Stored data entries:

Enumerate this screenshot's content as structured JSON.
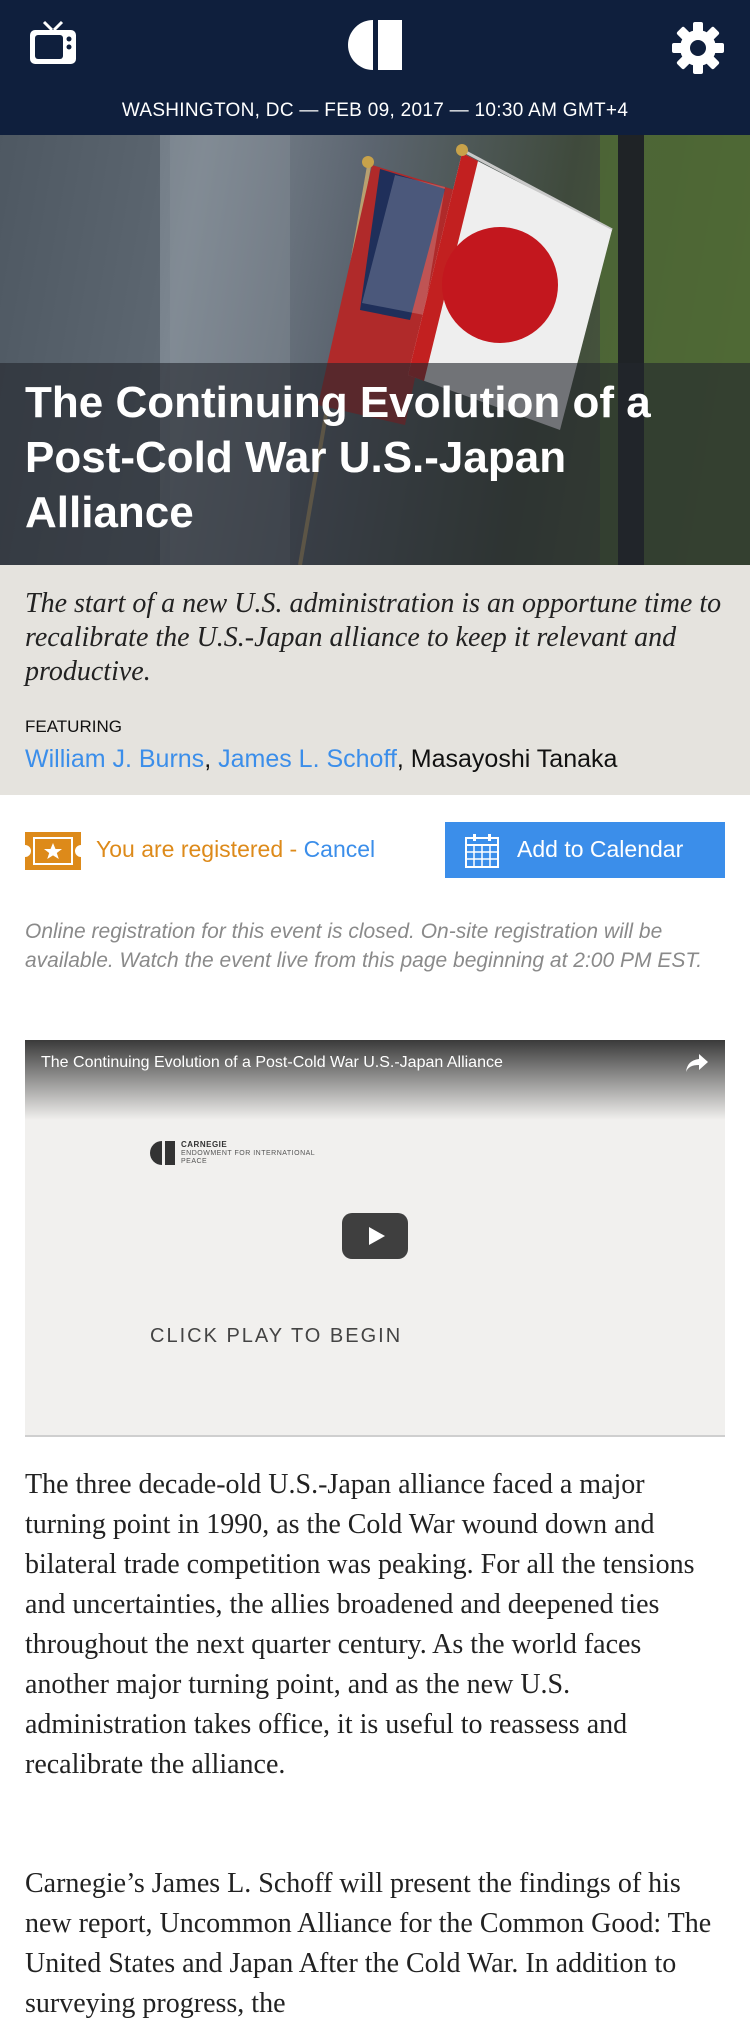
{
  "header": {
    "dateline": "WASHINGTON, DC — FEB 09, 2017 — 10:30 AM GMT+4"
  },
  "hero": {
    "title": "The Continuing Evolution of a Post-Cold War U.S.-Japan Alliance"
  },
  "summary": {
    "text": "The start of a new U.S. administration is an opportune time to recalibrate the U.S.-Japan alliance to keep it relevant and productive.",
    "featuring_label": "FEATURING",
    "speakers": [
      "William J. Burns",
      "James L. Schoff",
      "Masayoshi Tanaka"
    ]
  },
  "registration": {
    "status": "You are registered - ",
    "cancel": "Cancel",
    "calendar_button": "Add to Calendar"
  },
  "notice": "Online registration for this event is closed. On-site registration will be available. Watch the event live from this page beginning at 2:00 PM EST.",
  "video": {
    "title": "The Continuing Evolution of a Post-Cold War U.S.-Japan Alliance",
    "org_line1": "CARNEGIE",
    "org_line2": "ENDOWMENT FOR INTERNATIONAL PEACE",
    "click_play": "CLICK PLAY TO BEGIN"
  },
  "body": {
    "p1": "The three decade-old U.S.-Japan alliance faced a major turning point in 1990, as the Cold War wound down and bilateral trade competition was peaking. For all the tensions and uncertainties, the allies broadened and deepened ties throughout the next quarter century. As the world faces another major turning point, and as the new U.S. administration takes office, it is useful to reassess and recalibrate the alliance.",
    "p2": "Carnegie’s James L. Schoff will present the findings of his new report, Uncommon Alliance for the Common Good: The United States and Japan After the Cold War. In addition to surveying progress, the"
  },
  "colors": {
    "header_bg": "#0f1f3d",
    "link": "#3b8eea",
    "registered": "#dd8a1a",
    "summary_bg": "#e5e3de"
  }
}
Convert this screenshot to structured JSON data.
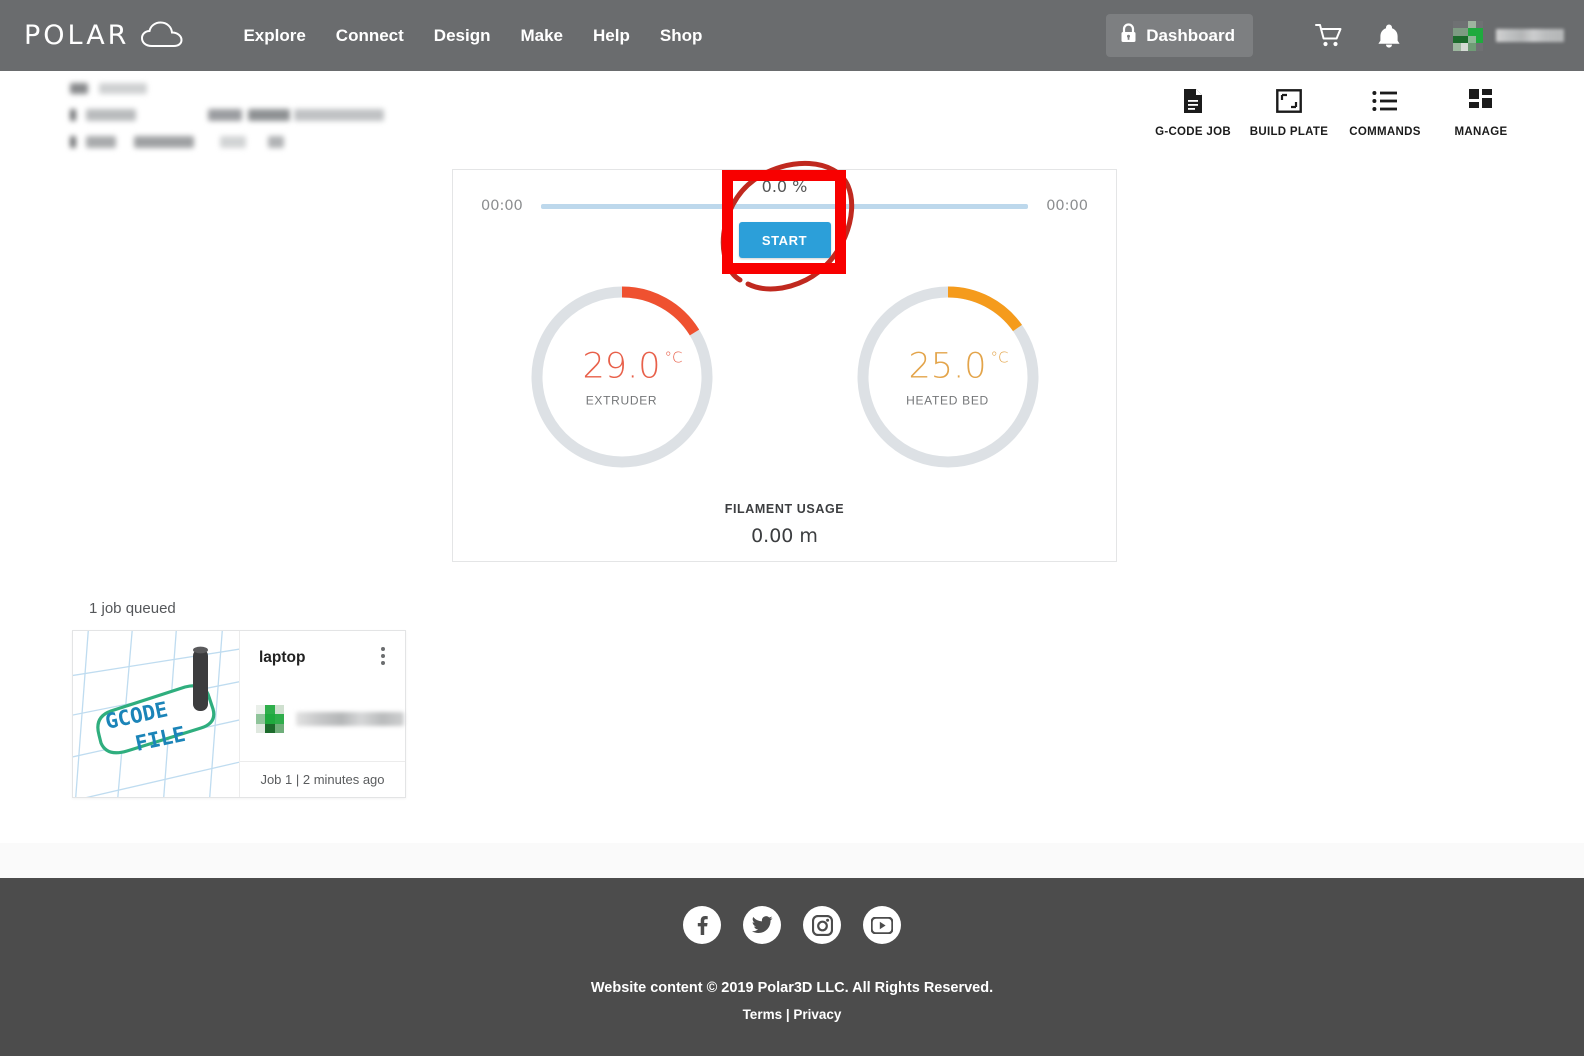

The task:
Except for the pictures, reproduce every line exactly.

Written response:
Enumerate this screenshot's content as structured JSON.
{
  "header": {
    "dateline": "WASHINGTON, DC — FEB 09, 2017 — 10:30 AM GMT+4"
  },
  "hero": {
    "title": "The Continuing Evolution of a Post-Cold War U.S.-Japan Alliance"
  },
  "summary": {
    "text": "The start of a new U.S. administration is an opportune time to recalibrate the U.S.-Japan alliance to keep it relevant and productive.",
    "featuring_label": "FEATURING",
    "speakers": [
      "William J. Burns",
      "James L. Schoff",
      "Masayoshi Tanaka"
    ]
  },
  "registration": {
    "status": "You are registered - ",
    "cancel": "Cancel",
    "calendar_button": "Add to Calendar"
  },
  "notice": "Online registration for this event is closed. On-site registration will be available. Watch the event live from this page beginning at 2:00 PM EST.",
  "video": {
    "title": "The Continuing Evolution of a Post-Cold War U.S.-Japan Alliance",
    "org_line1": "CARNEGIE",
    "org_line2": "ENDOWMENT FOR INTERNATIONAL PEACE",
    "click_play": "CLICK PLAY TO BEGIN"
  },
  "body": {
    "p1": "The three decade-old U.S.-Japan alliance faced a major turning point in 1990, as the Cold War wound down and bilateral trade competition was peaking. For all the tensions and uncertainties, the allies broadened and deepened ties throughout the next quarter century. As the world faces another major turning point, and as the new U.S. administration takes office, it is useful to reassess and recalibrate the alliance.",
    "p2": "Carnegie’s James L. Schoff will present the findings of his new report, Uncommon Alliance for the Common Good: The United States and Japan After the Cold War. In addition to surveying progress, the"
  },
  "colors": {
    "header_bg": "#0f1f3d",
    "link": "#3b8eea",
    "registered": "#dd8a1a",
    "summary_bg": "#e5e3de"
  }
}
Convert this screenshot to structured JSON data.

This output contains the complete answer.